THE TASK:
Please give the data below again in full, exactly as it stands.
** BEGIN SOURCE RECORDS **
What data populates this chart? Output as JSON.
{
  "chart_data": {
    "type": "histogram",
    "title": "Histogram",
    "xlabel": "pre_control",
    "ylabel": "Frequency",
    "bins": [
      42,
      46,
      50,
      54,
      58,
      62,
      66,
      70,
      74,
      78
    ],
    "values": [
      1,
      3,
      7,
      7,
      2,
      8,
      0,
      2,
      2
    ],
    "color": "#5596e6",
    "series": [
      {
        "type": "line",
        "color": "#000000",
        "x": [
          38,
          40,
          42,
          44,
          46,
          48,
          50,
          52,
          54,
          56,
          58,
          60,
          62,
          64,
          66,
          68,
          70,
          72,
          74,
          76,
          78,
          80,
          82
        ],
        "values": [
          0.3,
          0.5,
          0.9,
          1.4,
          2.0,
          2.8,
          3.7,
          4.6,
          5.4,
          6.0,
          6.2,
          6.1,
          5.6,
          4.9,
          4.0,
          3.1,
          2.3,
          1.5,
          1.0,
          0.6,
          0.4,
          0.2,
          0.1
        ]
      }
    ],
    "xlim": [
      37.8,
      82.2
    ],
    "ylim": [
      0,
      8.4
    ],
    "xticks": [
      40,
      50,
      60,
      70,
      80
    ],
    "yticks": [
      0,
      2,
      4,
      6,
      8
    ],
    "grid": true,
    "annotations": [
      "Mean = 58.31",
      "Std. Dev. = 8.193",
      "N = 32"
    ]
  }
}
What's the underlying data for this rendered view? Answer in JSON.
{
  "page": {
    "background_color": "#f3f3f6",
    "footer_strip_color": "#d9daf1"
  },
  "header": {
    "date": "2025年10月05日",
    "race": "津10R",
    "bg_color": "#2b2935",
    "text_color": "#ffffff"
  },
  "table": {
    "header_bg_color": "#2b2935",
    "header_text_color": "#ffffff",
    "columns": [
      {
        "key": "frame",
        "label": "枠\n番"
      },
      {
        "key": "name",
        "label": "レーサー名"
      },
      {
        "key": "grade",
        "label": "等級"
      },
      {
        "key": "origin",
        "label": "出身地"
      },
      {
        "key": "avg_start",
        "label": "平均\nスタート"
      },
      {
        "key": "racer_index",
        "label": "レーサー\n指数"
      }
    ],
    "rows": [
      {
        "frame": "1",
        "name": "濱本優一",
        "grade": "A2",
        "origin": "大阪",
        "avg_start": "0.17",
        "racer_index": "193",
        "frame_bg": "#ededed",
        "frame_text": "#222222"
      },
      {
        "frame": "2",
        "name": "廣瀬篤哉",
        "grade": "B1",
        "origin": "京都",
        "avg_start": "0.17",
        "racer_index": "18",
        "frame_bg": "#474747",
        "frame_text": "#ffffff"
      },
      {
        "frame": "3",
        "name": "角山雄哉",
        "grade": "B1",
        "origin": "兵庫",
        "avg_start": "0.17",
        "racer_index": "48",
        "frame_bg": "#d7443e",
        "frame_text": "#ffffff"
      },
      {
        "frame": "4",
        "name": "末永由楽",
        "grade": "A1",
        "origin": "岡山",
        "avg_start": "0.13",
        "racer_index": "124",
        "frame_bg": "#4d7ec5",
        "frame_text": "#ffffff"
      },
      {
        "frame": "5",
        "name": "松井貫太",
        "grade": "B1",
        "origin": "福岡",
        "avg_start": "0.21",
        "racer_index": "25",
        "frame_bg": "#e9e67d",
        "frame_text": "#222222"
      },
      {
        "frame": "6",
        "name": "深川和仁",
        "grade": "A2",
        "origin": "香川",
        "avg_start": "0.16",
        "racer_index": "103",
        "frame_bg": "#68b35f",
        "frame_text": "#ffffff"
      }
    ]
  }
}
** END SOURCE RECORDS **
EXERCISE RESPONSE:
What data populates this chart? Output as JSON.
{
  "chart_data": {
    "type": "histogram",
    "title": "Histogram",
    "xlabel": "pre_control",
    "ylabel": "Frequency",
    "bins": [
      42,
      46,
      50,
      54,
      58,
      62,
      66,
      70,
      74,
      78
    ],
    "values": [
      1,
      3,
      7,
      7,
      2,
      8,
      0,
      2,
      2
    ],
    "color": "#5596e6",
    "series": [
      {
        "type": "line",
        "color": "#000000",
        "x": [
          38,
          40,
          42,
          44,
          46,
          48,
          50,
          52,
          54,
          56,
          58,
          60,
          62,
          64,
          66,
          68,
          70,
          72,
          74,
          76,
          78,
          80,
          82
        ],
        "values": [
          0.3,
          0.5,
          0.9,
          1.4,
          2.0,
          2.8,
          3.7,
          4.6,
          5.4,
          6.0,
          6.2,
          6.1,
          5.6,
          4.9,
          4.0,
          3.1,
          2.3,
          1.5,
          1.0,
          0.6,
          0.4,
          0.2,
          0.1
        ]
      }
    ],
    "xlim": [
      37.8,
      82.2
    ],
    "ylim": [
      0,
      8.4
    ],
    "xticks": [
      40,
      50,
      60,
      70,
      80
    ],
    "yticks": [
      0,
      2,
      4,
      6,
      8
    ],
    "grid": true,
    "annotations": [
      "Mean = 58.31",
      "Std. Dev. = 8.193",
      "N = 32"
    ]
  }
}
What's the underlying data for this rendered view? Answer in JSON.
{
  "page": {
    "background_color": "#f3f3f6",
    "footer_strip_color": "#d9daf1"
  },
  "header": {
    "date": "2025年10月05日",
    "race": "津10R",
    "bg_color": "#2b2935",
    "text_color": "#ffffff"
  },
  "table": {
    "header_bg_color": "#2b2935",
    "header_text_color": "#ffffff",
    "columns": [
      {
        "key": "frame",
        "label": "枠\n番"
      },
      {
        "key": "name",
        "label": "レーサー名"
      },
      {
        "key": "grade",
        "label": "等級"
      },
      {
        "key": "origin",
        "label": "出身地"
      },
      {
        "key": "avg_start",
        "label": "平均\nスタート"
      },
      {
        "key": "racer_index",
        "label": "レーサー\n指数"
      }
    ],
    "rows": [
      {
        "frame": "1",
        "name": "濱本優一",
        "grade": "A2",
        "origin": "大阪",
        "avg_start": "0.17",
        "racer_index": "193",
        "frame_bg": "#ededed",
        "frame_text": "#222222"
      },
      {
        "frame": "2",
        "name": "廣瀬篤哉",
        "grade": "B1",
        "origin": "京都",
        "avg_start": "0.17",
        "racer_index": "18",
        "frame_bg": "#474747",
        "frame_text": "#ffffff"
      },
      {
        "frame": "3",
        "name": "角山雄哉",
        "grade": "B1",
        "origin": "兵庫",
        "avg_start": "0.17",
        "racer_index": "48",
        "frame_bg": "#d7443e",
        "frame_text": "#ffffff"
      },
      {
        "frame": "4",
        "name": "末永由楽",
        "grade": "A1",
        "origin": "岡山",
        "avg_start": "0.13",
        "racer_index": "124",
        "frame_bg": "#4d7ec5",
        "frame_text": "#ffffff"
      },
      {
        "frame": "5",
        "name": "松井貫太",
        "grade": "B1",
        "origin": "福岡",
        "avg_start": "0.21",
        "racer_index": "25",
        "frame_bg": "#e9e67d",
        "frame_text": "#222222"
      },
      {
        "frame": "6",
        "name": "深川和仁",
        "grade": "A2",
        "origin": "香川",
        "avg_start": "0.16",
        "racer_index": "103",
        "frame_bg": "#68b35f",
        "frame_text": "#ffffff"
      }
    ]
  }
}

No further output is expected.